Gather, from the listing beneath this task, every line holding the string "source".

====== Exercise input ======

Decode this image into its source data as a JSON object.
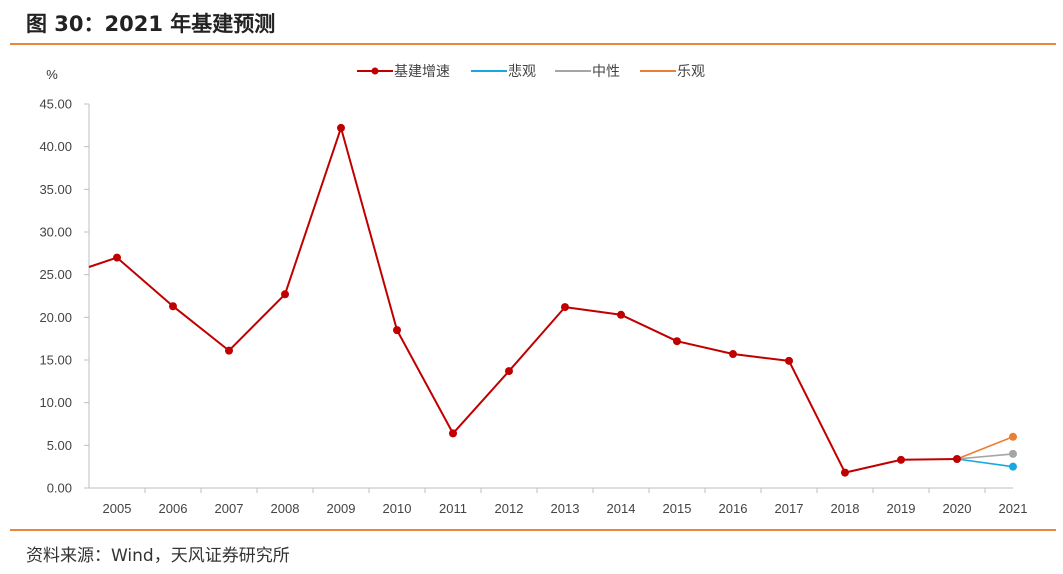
{
  "header": {
    "title": "图 30：2021 年基建预测"
  },
  "footer": {
    "source": "资料来源：Wind，天风证券研究所"
  },
  "colors": {
    "rule": "#e8883a",
    "main": "#c00000",
    "pessimistic": "#19a7e0",
    "neutral": "#a5a5a5",
    "optimistic": "#ed7d31",
    "axis": "#bfbfbf"
  },
  "chart_data": {
    "type": "line",
    "title": "",
    "ylabel": "%",
    "xlabel": "",
    "ylim": [
      0,
      45
    ],
    "yticks": [
      "0.00",
      "5.00",
      "10.00",
      "15.00",
      "20.00",
      "25.00",
      "30.00",
      "35.00",
      "40.00",
      "45.00"
    ],
    "categories": [
      "2005",
      "2006",
      "2007",
      "2008",
      "2009",
      "2010",
      "2011",
      "2012",
      "2013",
      "2014",
      "2015",
      "2016",
      "2017",
      "2018",
      "2019",
      "2020",
      "2021"
    ],
    "grid": false,
    "legend": "top-center",
    "series": [
      {
        "name": "基建增速",
        "color": "#c00000",
        "marker": true,
        "lead_in": 25.9,
        "values": [
          27.0,
          21.3,
          16.1,
          22.7,
          42.2,
          18.5,
          6.4,
          13.7,
          21.2,
          20.3,
          17.2,
          15.7,
          14.9,
          1.8,
          3.3,
          3.4,
          null
        ]
      },
      {
        "name": "悲观",
        "color": "#19a7e0",
        "marker": "end",
        "values": [
          null,
          null,
          null,
          null,
          null,
          null,
          null,
          null,
          null,
          null,
          null,
          null,
          null,
          null,
          null,
          3.4,
          2.5
        ]
      },
      {
        "name": "中性",
        "color": "#a5a5a5",
        "marker": "end",
        "values": [
          null,
          null,
          null,
          null,
          null,
          null,
          null,
          null,
          null,
          null,
          null,
          null,
          null,
          null,
          null,
          3.4,
          4.0
        ]
      },
      {
        "name": "乐观",
        "color": "#ed7d31",
        "marker": "end",
        "values": [
          null,
          null,
          null,
          null,
          null,
          null,
          null,
          null,
          null,
          null,
          null,
          null,
          null,
          null,
          null,
          3.4,
          6.0
        ]
      }
    ]
  }
}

======

> Reply to the exercise
Decode this image into its source data as a JSON object.
    "source": "资料来源：Wind，天风证券研究所"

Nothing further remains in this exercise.